- [PROMPT] Your job is to report every line of the entries that has "preservation".
START INPUT MATERIAL
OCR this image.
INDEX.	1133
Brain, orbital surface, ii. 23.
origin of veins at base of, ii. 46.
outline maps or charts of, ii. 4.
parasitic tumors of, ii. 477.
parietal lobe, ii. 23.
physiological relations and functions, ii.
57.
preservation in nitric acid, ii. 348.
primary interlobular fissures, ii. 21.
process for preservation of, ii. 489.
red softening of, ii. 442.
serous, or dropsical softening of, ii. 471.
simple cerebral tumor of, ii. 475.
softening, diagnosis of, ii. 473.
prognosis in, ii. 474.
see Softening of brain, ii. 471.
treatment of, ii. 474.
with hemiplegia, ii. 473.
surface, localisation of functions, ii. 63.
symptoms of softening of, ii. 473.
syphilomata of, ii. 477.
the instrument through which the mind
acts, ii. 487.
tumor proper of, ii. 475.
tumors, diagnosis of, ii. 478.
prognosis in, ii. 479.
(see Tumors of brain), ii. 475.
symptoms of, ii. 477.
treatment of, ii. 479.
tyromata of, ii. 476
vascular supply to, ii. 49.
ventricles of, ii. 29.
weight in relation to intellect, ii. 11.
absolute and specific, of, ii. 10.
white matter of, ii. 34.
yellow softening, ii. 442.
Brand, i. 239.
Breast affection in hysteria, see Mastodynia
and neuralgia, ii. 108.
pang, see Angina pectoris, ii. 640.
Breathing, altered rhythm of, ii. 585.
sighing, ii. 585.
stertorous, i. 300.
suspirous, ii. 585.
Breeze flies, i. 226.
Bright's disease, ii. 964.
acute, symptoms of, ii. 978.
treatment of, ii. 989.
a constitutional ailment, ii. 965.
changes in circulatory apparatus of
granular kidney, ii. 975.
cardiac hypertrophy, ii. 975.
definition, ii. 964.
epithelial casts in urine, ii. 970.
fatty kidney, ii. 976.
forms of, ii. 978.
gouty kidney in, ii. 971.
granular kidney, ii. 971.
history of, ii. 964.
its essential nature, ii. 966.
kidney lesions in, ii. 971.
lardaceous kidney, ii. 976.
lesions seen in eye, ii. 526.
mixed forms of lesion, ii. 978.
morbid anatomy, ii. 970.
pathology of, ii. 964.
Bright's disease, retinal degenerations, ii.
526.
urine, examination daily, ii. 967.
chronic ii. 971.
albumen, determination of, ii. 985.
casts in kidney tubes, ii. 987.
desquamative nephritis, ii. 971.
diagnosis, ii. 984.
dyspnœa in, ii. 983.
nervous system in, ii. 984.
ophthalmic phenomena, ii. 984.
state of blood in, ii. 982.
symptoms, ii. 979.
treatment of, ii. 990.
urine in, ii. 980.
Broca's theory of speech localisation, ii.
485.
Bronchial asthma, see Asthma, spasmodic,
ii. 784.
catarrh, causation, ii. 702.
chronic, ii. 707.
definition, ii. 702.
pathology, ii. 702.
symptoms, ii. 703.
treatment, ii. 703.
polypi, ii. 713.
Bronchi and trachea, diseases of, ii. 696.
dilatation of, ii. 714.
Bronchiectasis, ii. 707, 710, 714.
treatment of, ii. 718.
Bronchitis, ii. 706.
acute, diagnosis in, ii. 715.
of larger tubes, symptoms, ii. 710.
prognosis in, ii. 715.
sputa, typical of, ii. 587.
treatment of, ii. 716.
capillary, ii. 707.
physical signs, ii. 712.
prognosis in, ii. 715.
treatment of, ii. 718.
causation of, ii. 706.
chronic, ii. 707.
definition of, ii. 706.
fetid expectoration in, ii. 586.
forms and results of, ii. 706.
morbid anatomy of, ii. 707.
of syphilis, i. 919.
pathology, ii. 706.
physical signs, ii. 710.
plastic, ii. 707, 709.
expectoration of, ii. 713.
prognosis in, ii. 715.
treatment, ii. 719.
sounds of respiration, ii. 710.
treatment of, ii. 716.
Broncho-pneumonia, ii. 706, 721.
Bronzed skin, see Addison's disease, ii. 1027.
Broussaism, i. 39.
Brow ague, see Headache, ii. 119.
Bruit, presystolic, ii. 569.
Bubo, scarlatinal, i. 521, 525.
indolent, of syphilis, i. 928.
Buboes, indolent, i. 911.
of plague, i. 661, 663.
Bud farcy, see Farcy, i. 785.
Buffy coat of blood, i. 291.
END INPUT MATERIAL
- [TASK SOLUTION]
preservation in nitric acid, ii. 348.
process for preservation of, ii. 489.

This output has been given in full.